= Exercise task =
Give every line again exactly as it appears, please, but not the pictures.

--- Start of Source material ---

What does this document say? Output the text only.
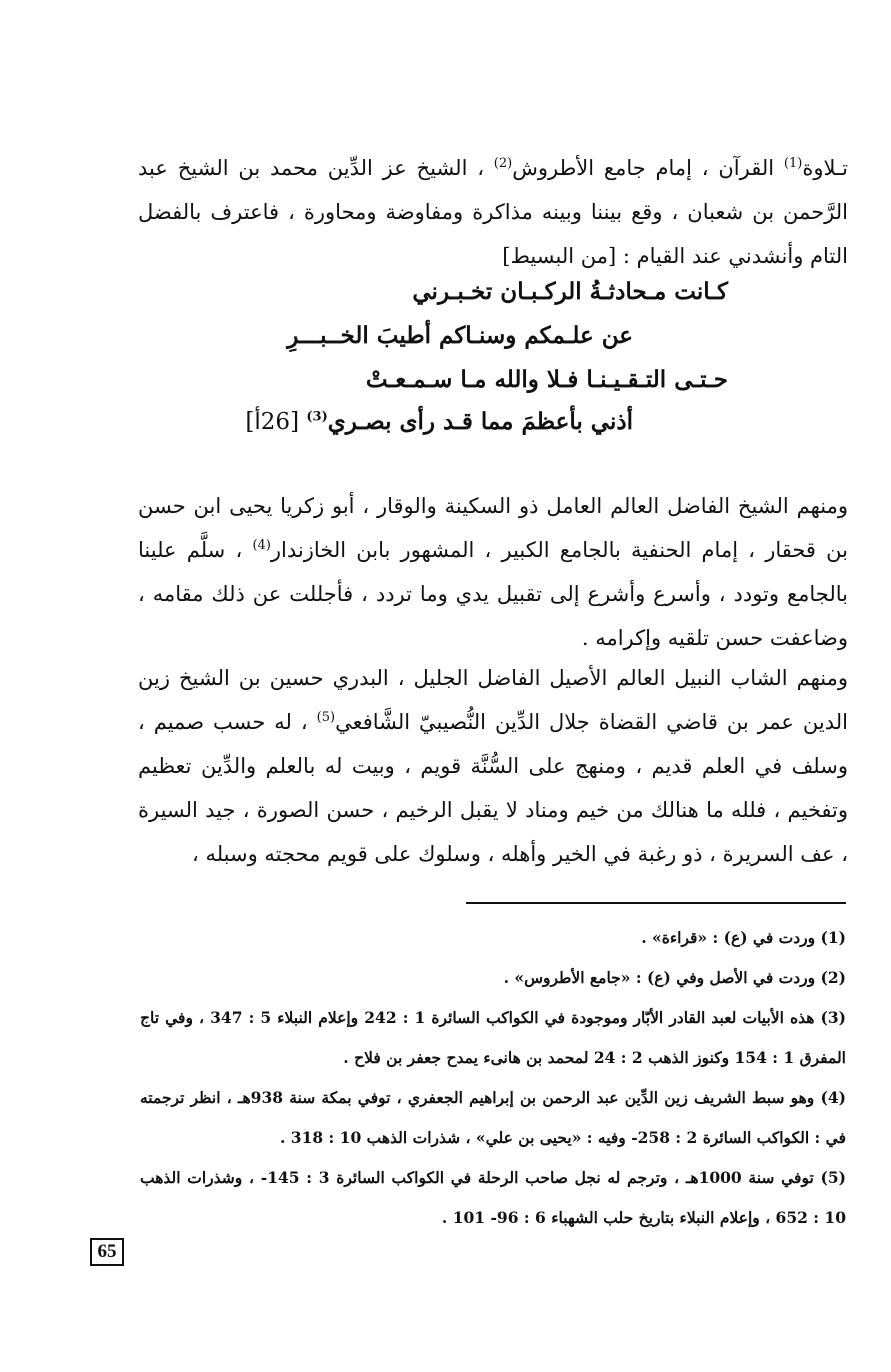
تـلاوة$^{(1)}$ القرآن ، إمام جامع الأطروش$^{(2)}$ ، الشيخ عز الدِّين محمد بن الشيخ عبد الرَّحمن بن شعبان ، وقع بيننا وبينه مذاكرة ومفاوضة ومحاورة ، فاعترف بالفضل التام وأنشدني عند القيام : [من البسيط]

كـانت مـحادثـةُ الركـبـان تخـبـرني

عن علـمكم وسنـاكم أطيبَ الخــبـــرِ

حـتـى التـقـيـنـا فـلا والله مـا سـمـعـتْ

أذني بأعظمَ مما قـد رأى بصـري$^{(3)}$ [26أ]

ومنهم الشيخ الفاضل العالم العامل ذو السكينة والوقار ، أبو زكريا يحيى ابن حسن بن قحقار ، إمام الحنفية بالجامع الكبير ، المشهور بابن الخازندار$^{(4)}$ ، سلَّم علينا بالجامع وتودد ، وأسرع وأشرع إلى تقبيل يدي وما تردد ، فأجللت عن ذلك مقامه ، وضاعفت حسن تلقيه وإكرامه .

ومنهم الشاب النبيل العالم الأصيل الفاضل الجليل ، البدري حسين بن الشيخ زين الدين عمر بن قاضي القضاة جلال الدِّين النُّصيبيّ الشَّافعي$^{(5)}$ ، له حسب صميم ، وسلف في العلم قديم ، ومنهج على السُّنَّة قويم ، وبيت له بالعلم والدِّين تعظيم وتفخيم ، فلله ما هنالك من خيم ومناد لا يقبل الرخيم ، حسن الصورة ، جيد السيرة ، عف السريرة ، ذو رغبة في الخير وأهله ، وسلوك على قويم محجته وسبله ،

(1) وردت في (ع) : «قراءة» .
(2) وردت في الأصل وفي (ع) : «جامع الأطروس» .
(3) هذه الأبيات لعبد القادر الأبّار وموجودة في الكواكب السائرة 1 : 242 وإعلام النبلاء 5 : 347 ، وفي تاج المفرق 1 : 154 وكنوز الذهب 2 : 24 لمحمد بن هانىء يمدح جعفر بن فلاح .
(4) وهو سبط الشريف زين الدِّين عبد الرحمن بن إبراهيم الجعفري ، توفي بمكة سنة 938هـ ، انظر ترجمته في : الكواكب السائرة 2 : 258- وفيه : «يحيى بن علي» ، شذرات الذهب 10 : 318 .
(5) توفي سنة 1000هـ ، وترجم له نجل صاحب الرحلة في الكواكب السائرة 3 : 145- ، وشذرات الذهب 10 : 652 ، وإعلام النبلاء بتاريخ حلب الشهباء 6 : 96- 101 .
65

--- End of Source material ---

= Finished task =
What does this document say? Output the text only.
تـلاوة$^{(1)}$ القرآن ، إمام جامع الأطروش$^{(2)}$ ، الشيخ عز الدِّين محمد بن الشيخ عبد الرَّحمن بن شعبان ، وقع بيننا وبينه مذاكرة ومفاوضة ومحاورة ، فاعترف بالفضل التام وأنشدني عند القيام : [من البسيط]

كـانت مـحادثـةُ الركـبـان تخـبـرني

عن علـمكم وسنـاكم أطيبَ الخــبـــرِ

حـتـى التـقـيـنـا فـلا والله مـا سـمـعـتْ

أذني بأعظمَ مما قـد رأى بصـري$^{(3)}$ [26أ]

ومنهم الشيخ الفاضل العالم العامل ذو السكينة والوقار ، أبو زكريا يحيى ابن حسن بن قحقار ، إمام الحنفية بالجامع الكبير ، المشهور بابن الخازندار$^{(4)}$ ، سلَّم علينا بالجامع وتودد ، وأسرع وأشرع إلى تقبيل يدي وما تردد ، فأجللت عن ذلك مقامه ، وضاعفت حسن تلقيه وإكرامه .

ومنهم الشاب النبيل العالم الأصيل الفاضل الجليل ، البدري حسين بن الشيخ زين الدين عمر بن قاضي القضاة جلال الدِّين النُّصيبيّ الشَّافعي$^{(5)}$ ، له حسب صميم ، وسلف في العلم قديم ، ومنهج على السُّنَّة قويم ، وبيت له بالعلم والدِّين تعظيم وتفخيم ، فلله ما هنالك من خيم ومناد لا يقبل الرخيم ، حسن الصورة ، جيد السيرة ، عف السريرة ، ذو رغبة في الخير وأهله ، وسلوك على قويم محجته وسبله ،

(1) وردت في (ع) : «قراءة» .
(2) وردت في الأصل وفي (ع) : «جامع الأطروس» .
(3) هذه الأبيات لعبد القادر الأبّار وموجودة في الكواكب السائرة 1 : 242 وإعلام النبلاء 5 : 347 ، وفي تاج المفرق 1 : 154 وكنوز الذهب 2 : 24 لمحمد بن هانىء يمدح جعفر بن فلاح .
(4) وهو سبط الشريف زين الدِّين عبد الرحمن بن إبراهيم الجعفري ، توفي بمكة سنة 938هـ ، انظر ترجمته في : الكواكب السائرة 2 : 258- وفيه : «يحيى بن علي» ، شذرات الذهب 10 : 318 .
(5) توفي سنة 1000هـ ، وترجم له نجل صاحب الرحلة في الكواكب السائرة 3 : 145- ، وشذرات الذهب 10 : 652 ، وإعلام النبلاء بتاريخ حلب الشهباء 6 : 96- 101 .
65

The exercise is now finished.